Goal: Transcribe all of the data exactly. Omit the pictures.

Saved data entries:
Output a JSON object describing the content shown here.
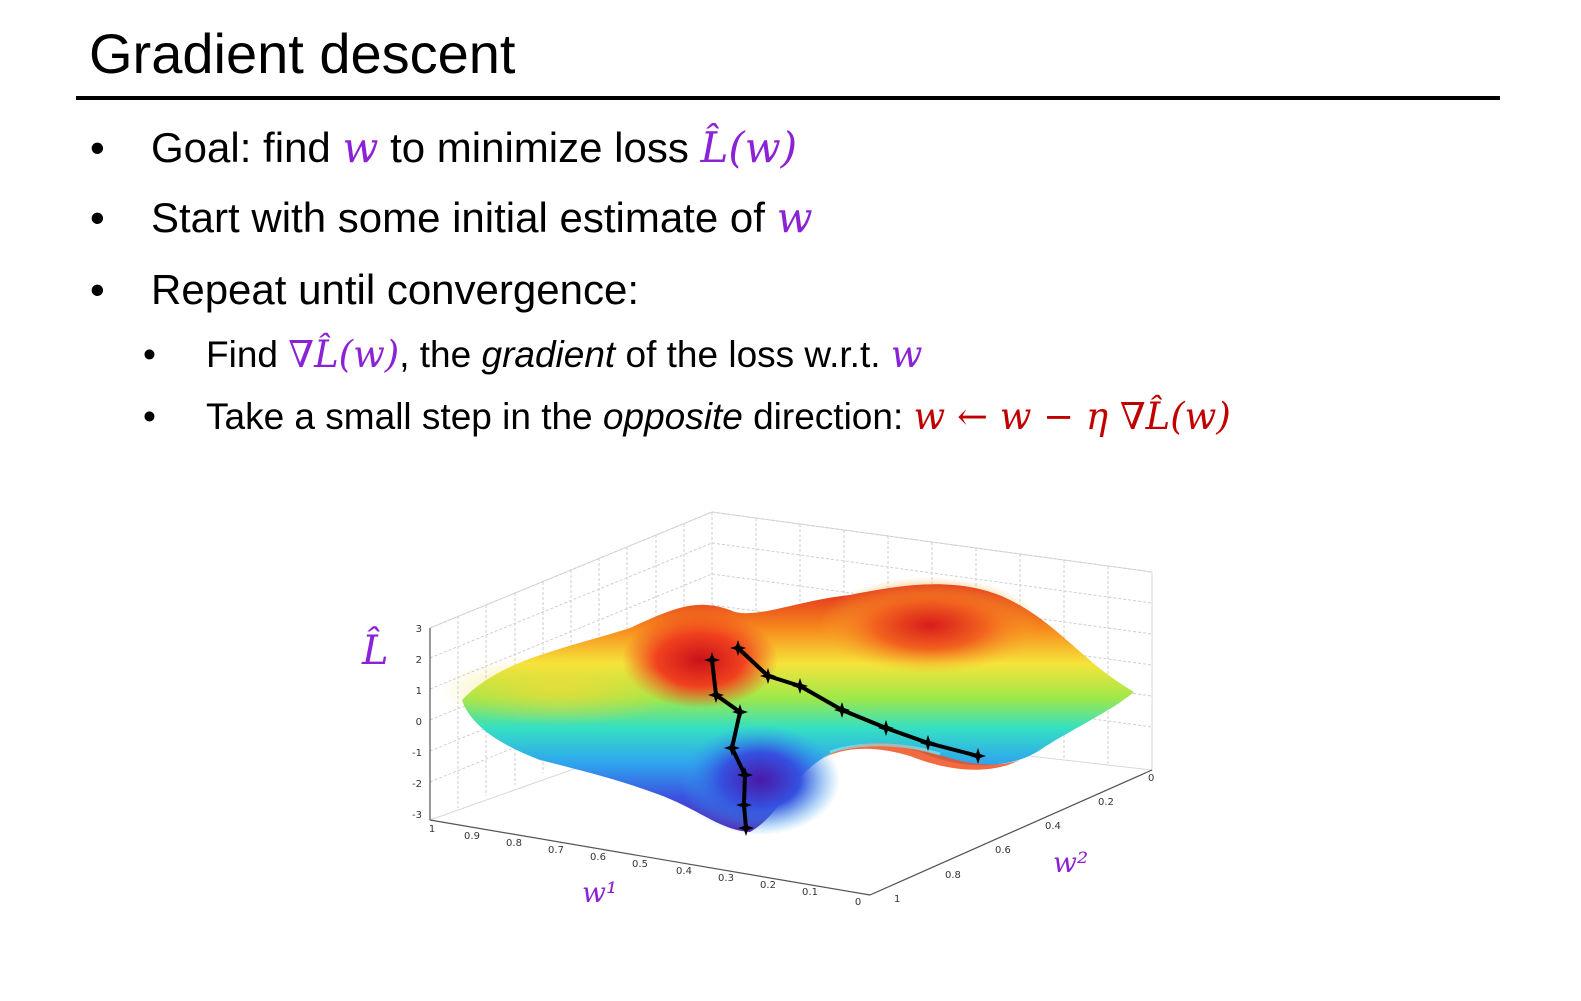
{
  "slide": {
    "title": "Gradient descent",
    "bullets": [
      {
        "pre": "Goal: find ",
        "var": "w",
        "mid": " to minimize loss ",
        "expr": "L̂(w)"
      },
      {
        "pre": "Start with some initial estimate of ",
        "var": "w"
      },
      {
        "text": "Repeat until convergence:"
      }
    ],
    "subbullets": [
      {
        "pre": "Find ",
        "expr": "∇L̂(w)",
        "mid": ", the ",
        "em": "gradient",
        "post": " of the loss w.r.t. ",
        "var": "w"
      },
      {
        "pre": "Take a small step in the ",
        "em": "opposite",
        "post": " direction: ",
        "update": "w ← w − η ∇L̂(w)"
      }
    ],
    "bullet_symbol": "•"
  },
  "figure": {
    "z_label": "L̂",
    "x_label": "w¹",
    "y_label": "w²",
    "z_ticks": [
      "3",
      "2",
      "1",
      "0",
      "-1",
      "-2",
      "-3"
    ],
    "x_ticks": [
      "1",
      "0.9",
      "0.8",
      "0.7",
      "0.6",
      "0.5",
      "0.4",
      "0.3",
      "0.2",
      "0.1",
      "0"
    ],
    "y_ticks": [
      "1",
      "0.8",
      "0.6",
      "0.4",
      "0.2",
      "0"
    ],
    "colors": {
      "purple": "#8b22d6",
      "red": "#c00000"
    }
  }
}
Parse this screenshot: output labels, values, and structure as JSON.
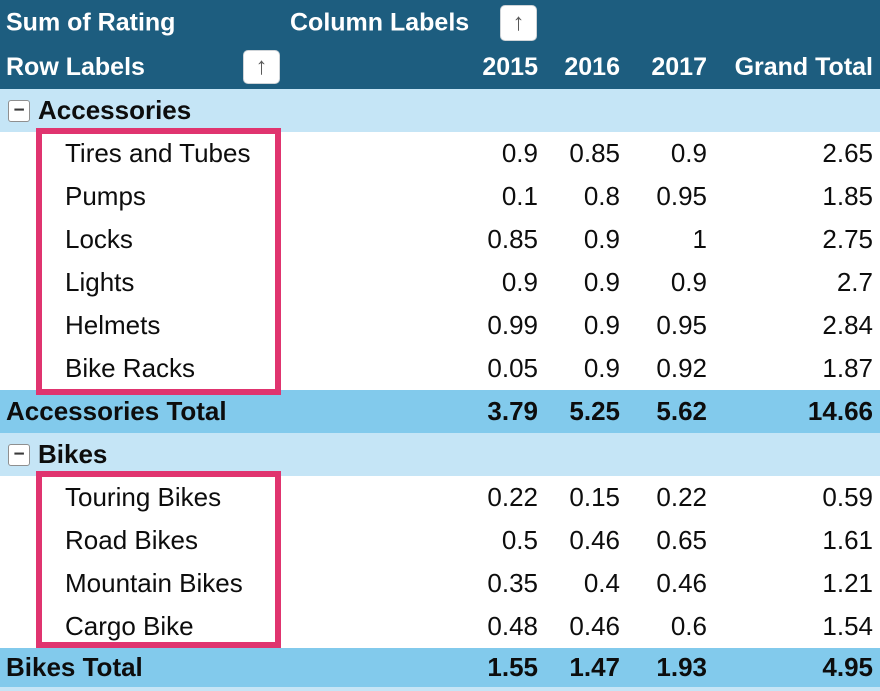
{
  "pivot": {
    "value_field_label": "Sum of Rating",
    "column_field_label": "Column Labels",
    "row_field_label": "Row Labels",
    "column_headers": [
      "2015",
      "2016",
      "2017",
      "Grand Total"
    ],
    "groups": [
      {
        "name": "Accessories",
        "items": [
          {
            "label": "Tires and Tubes",
            "values": [
              "0.9",
              "0.85",
              "0.9",
              "2.65"
            ]
          },
          {
            "label": "Pumps",
            "values": [
              "0.1",
              "0.8",
              "0.95",
              "1.85"
            ]
          },
          {
            "label": "Locks",
            "values": [
              "0.85",
              "0.9",
              "1",
              "2.75"
            ]
          },
          {
            "label": "Lights",
            "values": [
              "0.9",
              "0.9",
              "0.9",
              "2.7"
            ]
          },
          {
            "label": "Helmets",
            "values": [
              "0.99",
              "0.9",
              "0.95",
              "2.84"
            ]
          },
          {
            "label": "Bike Racks",
            "values": [
              "0.05",
              "0.9",
              "0.92",
              "1.87"
            ]
          }
        ],
        "total": {
          "label": "Accessories Total",
          "values": [
            "3.79",
            "5.25",
            "5.62",
            "14.66"
          ]
        }
      },
      {
        "name": "Bikes",
        "items": [
          {
            "label": "Touring Bikes",
            "values": [
              "0.22",
              "0.15",
              "0.22",
              "0.59"
            ]
          },
          {
            "label": "Road Bikes",
            "values": [
              "0.5",
              "0.46",
              "0.65",
              "1.61"
            ]
          },
          {
            "label": "Mountain Bikes",
            "values": [
              "0.35",
              "0.4",
              "0.46",
              "1.21"
            ]
          },
          {
            "label": "Cargo Bike",
            "values": [
              "0.48",
              "0.46",
              "0.6",
              "1.54"
            ]
          }
        ],
        "total": {
          "label": "Bikes Total",
          "values": [
            "1.55",
            "1.47",
            "1.93",
            "4.95"
          ]
        }
      }
    ]
  },
  "icons": {
    "sort_ascending_arrow": "↑",
    "collapse_minus": "−"
  },
  "colors": {
    "header_bg": "#1D5D7F",
    "header_text": "#FFFFFF",
    "group_row_bg": "#C5E5F6",
    "total_row_bg": "#82CAEC",
    "data_row_bg": "#FFFFFF",
    "body_text": "#0D0D0D",
    "annotation_border": "#E0346F"
  }
}
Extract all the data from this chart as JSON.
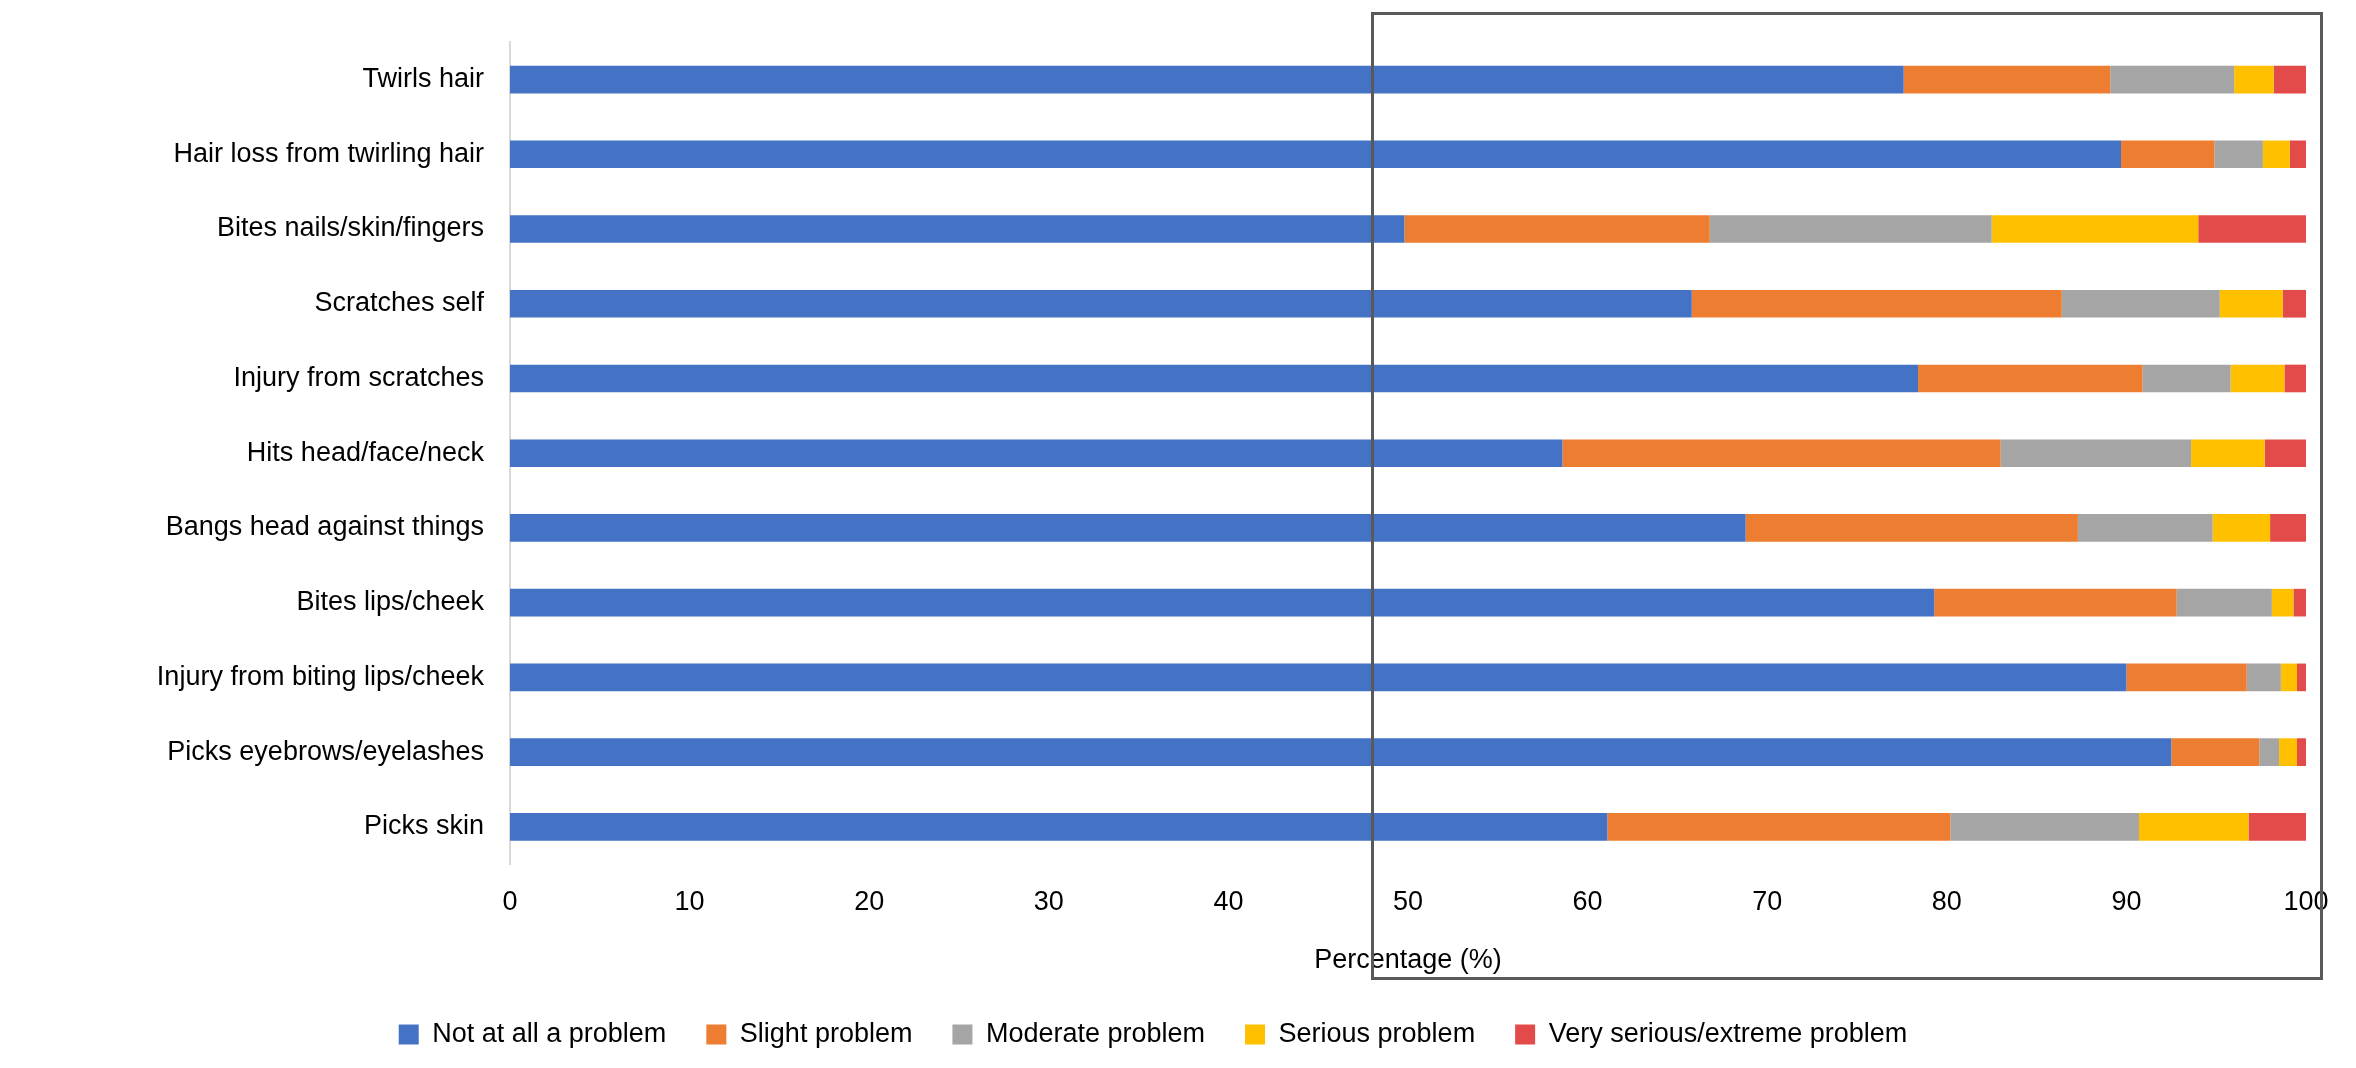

Finished task:
Output a JSON object describing the content shown here.
{
  "slide": {
    "title": "Gradient descent",
    "bullets": [
      {
        "pre": "Goal: find ",
        "var": "w",
        "mid": " to minimize loss ",
        "expr": "L̂(w)"
      },
      {
        "pre": "Start with some initial estimate of ",
        "var": "w"
      },
      {
        "text": "Repeat until convergence:"
      }
    ],
    "subbullets": [
      {
        "pre": "Find ",
        "expr": "∇L̂(w)",
        "mid": ", the ",
        "em": "gradient",
        "post": " of the loss w.r.t. ",
        "var": "w"
      },
      {
        "pre": "Take a small step in the ",
        "em": "opposite",
        "post": " direction: ",
        "update": "w ← w − η ∇L̂(w)"
      }
    ],
    "bullet_symbol": "•"
  },
  "figure": {
    "z_label": "L̂",
    "x_label": "w¹",
    "y_label": "w²",
    "z_ticks": [
      "3",
      "2",
      "1",
      "0",
      "-1",
      "-2",
      "-3"
    ],
    "x_ticks": [
      "1",
      "0.9",
      "0.8",
      "0.7",
      "0.6",
      "0.5",
      "0.4",
      "0.3",
      "0.2",
      "0.1",
      "0"
    ],
    "y_ticks": [
      "1",
      "0.8",
      "0.6",
      "0.4",
      "0.2",
      "0"
    ],
    "colors": {
      "purple": "#8b22d6",
      "red": "#c00000"
    }
  }
}
Parse this screenshot: output labels, values, and structure as JSON.
{
  "pivot": {
    "value_field_label": "Sum of Rating",
    "column_field_label": "Column Labels",
    "row_field_label": "Row Labels",
    "column_headers": [
      "2015",
      "2016",
      "2017",
      "Grand Total"
    ],
    "groups": [
      {
        "name": "Accessories",
        "items": [
          {
            "label": "Tires and Tubes",
            "values": [
              "0.9",
              "0.85",
              "0.9",
              "2.65"
            ]
          },
          {
            "label": "Pumps",
            "values": [
              "0.1",
              "0.8",
              "0.95",
              "1.85"
            ]
          },
          {
            "label": "Locks",
            "values": [
              "0.85",
              "0.9",
              "1",
              "2.75"
            ]
          },
          {
            "label": "Lights",
            "values": [
              "0.9",
              "0.9",
              "0.9",
              "2.7"
            ]
          },
          {
            "label": "Helmets",
            "values": [
              "0.99",
              "0.9",
              "0.95",
              "2.84"
            ]
          },
          {
            "label": "Bike Racks",
            "values": [
              "0.05",
              "0.9",
              "0.92",
              "1.87"
            ]
          }
        ],
        "total": {
          "label": "Accessories Total",
          "values": [
            "3.79",
            "5.25",
            "5.62",
            "14.66"
          ]
        }
      },
      {
        "name": "Bikes",
        "items": [
          {
            "label": "Touring Bikes",
            "values": [
              "0.22",
              "0.15",
              "0.22",
              "0.59"
            ]
          },
          {
            "label": "Road Bikes",
            "values": [
              "0.5",
              "0.46",
              "0.65",
              "1.61"
            ]
          },
          {
            "label": "Mountain Bikes",
            "values": [
              "0.35",
              "0.4",
              "0.46",
              "1.21"
            ]
          },
          {
            "label": "Cargo Bike",
            "values": [
              "0.48",
              "0.46",
              "0.6",
              "1.54"
            ]
          }
        ],
        "total": {
          "label": "Bikes Total",
          "values": [
            "1.55",
            "1.47",
            "1.93",
            "4.95"
          ]
        }
      }
    ]
  },
  "icons": {
    "sort_ascending_arrow": "↑",
    "collapse_minus": "−"
  },
  "colors": {
    "header_bg": "#1D5D7F",
    "header_text": "#FFFFFF",
    "group_row_bg": "#C5E5F6",
    "total_row_bg": "#82CAEC",
    "data_row_bg": "#FFFFFF",
    "body_text": "#0D0D0D",
    "annotation_border": "#E0346F"
  }
}
Extract all the data from this chart as JSON.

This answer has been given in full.